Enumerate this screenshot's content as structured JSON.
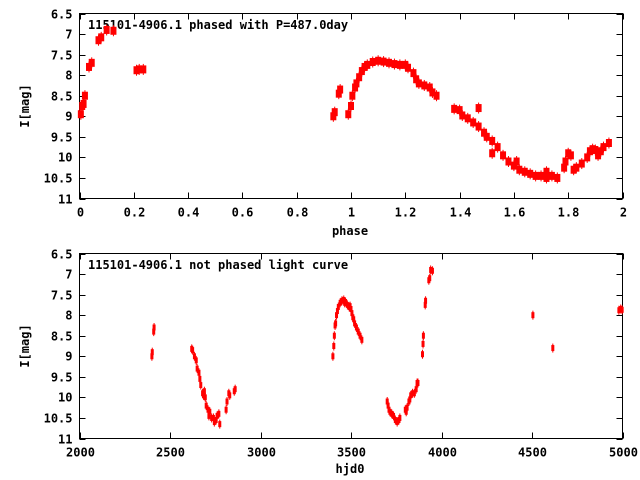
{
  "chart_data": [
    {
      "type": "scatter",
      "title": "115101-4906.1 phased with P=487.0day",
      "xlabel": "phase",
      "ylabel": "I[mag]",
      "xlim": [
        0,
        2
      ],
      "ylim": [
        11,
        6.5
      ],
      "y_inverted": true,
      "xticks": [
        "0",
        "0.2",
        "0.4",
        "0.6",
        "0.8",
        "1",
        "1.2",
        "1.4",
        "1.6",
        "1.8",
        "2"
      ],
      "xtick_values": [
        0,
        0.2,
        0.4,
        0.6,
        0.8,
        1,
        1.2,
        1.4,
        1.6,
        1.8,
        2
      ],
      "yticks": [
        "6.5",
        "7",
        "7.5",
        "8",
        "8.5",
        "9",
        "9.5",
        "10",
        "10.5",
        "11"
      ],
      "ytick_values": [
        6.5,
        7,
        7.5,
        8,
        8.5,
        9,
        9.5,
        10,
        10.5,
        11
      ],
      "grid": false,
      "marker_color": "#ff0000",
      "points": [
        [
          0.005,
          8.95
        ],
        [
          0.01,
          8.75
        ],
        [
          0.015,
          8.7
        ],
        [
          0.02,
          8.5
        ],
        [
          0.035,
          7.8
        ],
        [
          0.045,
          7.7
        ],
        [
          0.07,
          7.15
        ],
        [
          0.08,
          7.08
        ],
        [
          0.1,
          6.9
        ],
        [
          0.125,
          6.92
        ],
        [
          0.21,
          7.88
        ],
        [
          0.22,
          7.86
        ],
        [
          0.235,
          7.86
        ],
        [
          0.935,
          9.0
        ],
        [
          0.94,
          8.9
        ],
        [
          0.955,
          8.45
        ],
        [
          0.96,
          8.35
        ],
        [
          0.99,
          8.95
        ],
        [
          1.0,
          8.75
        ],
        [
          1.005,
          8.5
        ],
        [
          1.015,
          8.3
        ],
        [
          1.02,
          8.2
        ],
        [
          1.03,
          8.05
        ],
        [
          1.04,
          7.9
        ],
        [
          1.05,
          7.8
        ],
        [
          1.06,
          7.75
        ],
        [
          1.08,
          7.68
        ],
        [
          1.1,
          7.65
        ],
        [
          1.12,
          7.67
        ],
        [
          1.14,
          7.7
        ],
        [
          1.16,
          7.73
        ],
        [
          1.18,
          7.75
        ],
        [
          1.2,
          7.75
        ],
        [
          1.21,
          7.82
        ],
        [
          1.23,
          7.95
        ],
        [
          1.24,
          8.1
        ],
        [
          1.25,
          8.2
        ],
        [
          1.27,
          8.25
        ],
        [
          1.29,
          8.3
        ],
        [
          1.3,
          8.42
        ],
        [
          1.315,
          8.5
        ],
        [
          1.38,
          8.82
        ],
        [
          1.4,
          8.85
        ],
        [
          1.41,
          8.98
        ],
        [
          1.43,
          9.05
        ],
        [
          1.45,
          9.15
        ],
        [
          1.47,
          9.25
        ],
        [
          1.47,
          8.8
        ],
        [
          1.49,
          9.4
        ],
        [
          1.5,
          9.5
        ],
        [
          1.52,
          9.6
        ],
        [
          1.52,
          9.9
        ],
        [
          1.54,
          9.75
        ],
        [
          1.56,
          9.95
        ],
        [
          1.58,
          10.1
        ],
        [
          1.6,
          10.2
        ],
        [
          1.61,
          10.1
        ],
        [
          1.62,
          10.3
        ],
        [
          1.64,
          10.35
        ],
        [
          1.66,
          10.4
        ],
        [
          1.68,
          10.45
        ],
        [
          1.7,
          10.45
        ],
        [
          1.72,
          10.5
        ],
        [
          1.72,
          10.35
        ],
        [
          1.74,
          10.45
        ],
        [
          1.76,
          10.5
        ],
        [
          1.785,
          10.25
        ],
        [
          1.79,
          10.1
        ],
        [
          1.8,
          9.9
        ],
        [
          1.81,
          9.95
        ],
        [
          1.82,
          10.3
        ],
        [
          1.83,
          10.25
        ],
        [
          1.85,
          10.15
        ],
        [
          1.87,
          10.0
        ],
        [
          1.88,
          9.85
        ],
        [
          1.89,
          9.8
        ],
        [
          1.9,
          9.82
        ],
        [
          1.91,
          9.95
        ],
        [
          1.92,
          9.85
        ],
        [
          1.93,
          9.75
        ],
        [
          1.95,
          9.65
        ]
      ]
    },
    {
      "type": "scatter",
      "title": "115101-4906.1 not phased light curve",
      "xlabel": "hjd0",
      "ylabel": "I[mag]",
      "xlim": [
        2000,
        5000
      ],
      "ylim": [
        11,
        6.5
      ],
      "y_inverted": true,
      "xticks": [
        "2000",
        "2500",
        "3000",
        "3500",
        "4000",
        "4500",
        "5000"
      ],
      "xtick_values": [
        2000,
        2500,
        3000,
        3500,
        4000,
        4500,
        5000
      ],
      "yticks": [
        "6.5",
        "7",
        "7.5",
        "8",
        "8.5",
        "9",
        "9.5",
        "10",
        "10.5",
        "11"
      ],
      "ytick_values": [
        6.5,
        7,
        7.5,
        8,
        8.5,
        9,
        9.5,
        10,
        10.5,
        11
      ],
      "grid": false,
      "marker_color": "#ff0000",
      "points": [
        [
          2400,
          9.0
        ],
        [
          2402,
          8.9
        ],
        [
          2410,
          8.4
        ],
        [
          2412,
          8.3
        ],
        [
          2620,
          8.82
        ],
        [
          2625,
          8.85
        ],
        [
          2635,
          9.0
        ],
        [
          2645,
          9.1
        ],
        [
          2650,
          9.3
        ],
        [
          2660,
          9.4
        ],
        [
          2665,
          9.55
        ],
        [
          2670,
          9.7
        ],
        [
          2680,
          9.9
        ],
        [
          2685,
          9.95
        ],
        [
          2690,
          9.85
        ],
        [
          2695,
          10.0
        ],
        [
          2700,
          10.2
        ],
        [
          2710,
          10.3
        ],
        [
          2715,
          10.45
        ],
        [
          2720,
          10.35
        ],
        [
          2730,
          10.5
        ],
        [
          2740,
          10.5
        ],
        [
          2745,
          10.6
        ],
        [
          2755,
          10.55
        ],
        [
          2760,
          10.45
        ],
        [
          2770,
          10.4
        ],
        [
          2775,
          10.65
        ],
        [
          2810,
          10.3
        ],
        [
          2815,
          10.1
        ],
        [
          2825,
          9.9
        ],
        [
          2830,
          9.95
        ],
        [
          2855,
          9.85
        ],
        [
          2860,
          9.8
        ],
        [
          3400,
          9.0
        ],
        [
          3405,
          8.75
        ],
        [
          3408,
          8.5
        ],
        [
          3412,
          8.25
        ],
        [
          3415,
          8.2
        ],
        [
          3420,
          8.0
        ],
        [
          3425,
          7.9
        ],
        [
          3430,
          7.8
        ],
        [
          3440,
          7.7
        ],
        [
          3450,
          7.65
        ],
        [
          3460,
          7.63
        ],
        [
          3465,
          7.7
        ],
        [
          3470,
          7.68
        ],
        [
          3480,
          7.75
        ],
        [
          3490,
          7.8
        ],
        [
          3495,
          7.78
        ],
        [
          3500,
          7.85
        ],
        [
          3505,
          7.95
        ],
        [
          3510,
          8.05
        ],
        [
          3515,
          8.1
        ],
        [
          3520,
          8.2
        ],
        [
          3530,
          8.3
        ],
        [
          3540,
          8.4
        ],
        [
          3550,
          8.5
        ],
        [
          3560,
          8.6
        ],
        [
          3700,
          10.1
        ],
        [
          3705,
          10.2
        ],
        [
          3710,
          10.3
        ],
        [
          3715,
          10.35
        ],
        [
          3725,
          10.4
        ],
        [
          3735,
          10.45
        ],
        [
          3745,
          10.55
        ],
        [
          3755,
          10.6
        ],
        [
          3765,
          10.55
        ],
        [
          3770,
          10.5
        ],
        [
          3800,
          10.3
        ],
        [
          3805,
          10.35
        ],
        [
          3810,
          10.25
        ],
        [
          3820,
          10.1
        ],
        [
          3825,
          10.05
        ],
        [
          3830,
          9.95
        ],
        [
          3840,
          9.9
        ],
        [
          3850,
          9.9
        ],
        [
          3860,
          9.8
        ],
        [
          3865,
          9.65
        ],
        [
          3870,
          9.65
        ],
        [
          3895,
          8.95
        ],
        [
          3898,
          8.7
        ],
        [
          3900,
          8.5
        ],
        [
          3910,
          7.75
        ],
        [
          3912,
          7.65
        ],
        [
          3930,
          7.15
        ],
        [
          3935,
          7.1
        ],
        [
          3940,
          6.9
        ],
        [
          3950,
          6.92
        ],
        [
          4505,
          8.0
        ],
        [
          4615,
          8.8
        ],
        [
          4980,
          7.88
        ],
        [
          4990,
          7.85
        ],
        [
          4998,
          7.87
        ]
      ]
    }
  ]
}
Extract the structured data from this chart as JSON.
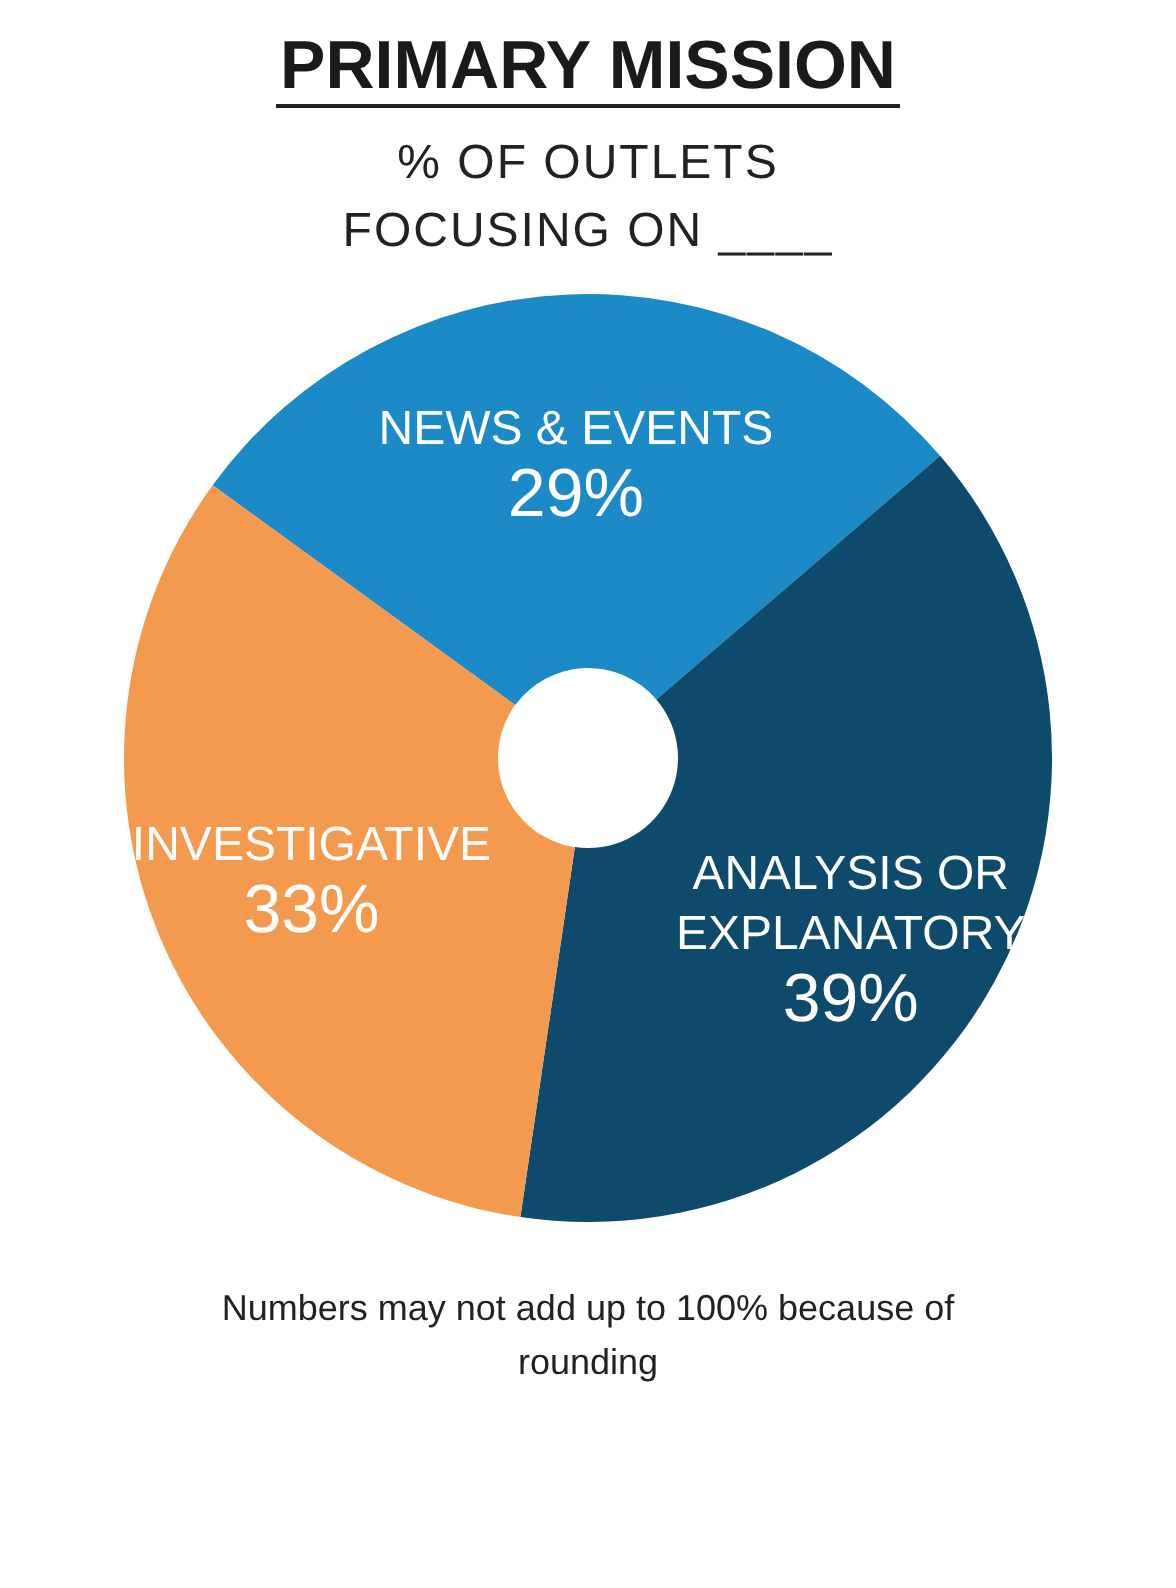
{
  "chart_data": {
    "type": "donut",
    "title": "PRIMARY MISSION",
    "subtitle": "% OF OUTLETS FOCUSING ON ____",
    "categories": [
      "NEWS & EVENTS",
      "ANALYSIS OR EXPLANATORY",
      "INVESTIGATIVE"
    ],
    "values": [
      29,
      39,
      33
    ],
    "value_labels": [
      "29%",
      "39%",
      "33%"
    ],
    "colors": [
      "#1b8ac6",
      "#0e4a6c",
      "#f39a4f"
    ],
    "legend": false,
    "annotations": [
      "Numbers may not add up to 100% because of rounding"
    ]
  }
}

• [WHAT YOU NEED TO DO]: Emit the lines of the data above from the one containing "Extract the structured" through its final line, both endpoints included. Pictures do not belong in the output.

• [THE RESULT]:
Extract the structured data from this chart as JSON.
{
  "chart_data": {
    "type": "donut",
    "title": "PRIMARY MISSION",
    "subtitle": "% OF OUTLETS FOCUSING ON ____",
    "categories": [
      "NEWS & EVENTS",
      "ANALYSIS OR EXPLANATORY",
      "INVESTIGATIVE"
    ],
    "values": [
      29,
      39,
      33
    ],
    "value_labels": [
      "29%",
      "39%",
      "33%"
    ],
    "colors": [
      "#1b8ac6",
      "#0e4a6c",
      "#f39a4f"
    ],
    "legend": false,
    "annotations": [
      "Numbers may not add up to 100% because of rounding"
    ]
  }
}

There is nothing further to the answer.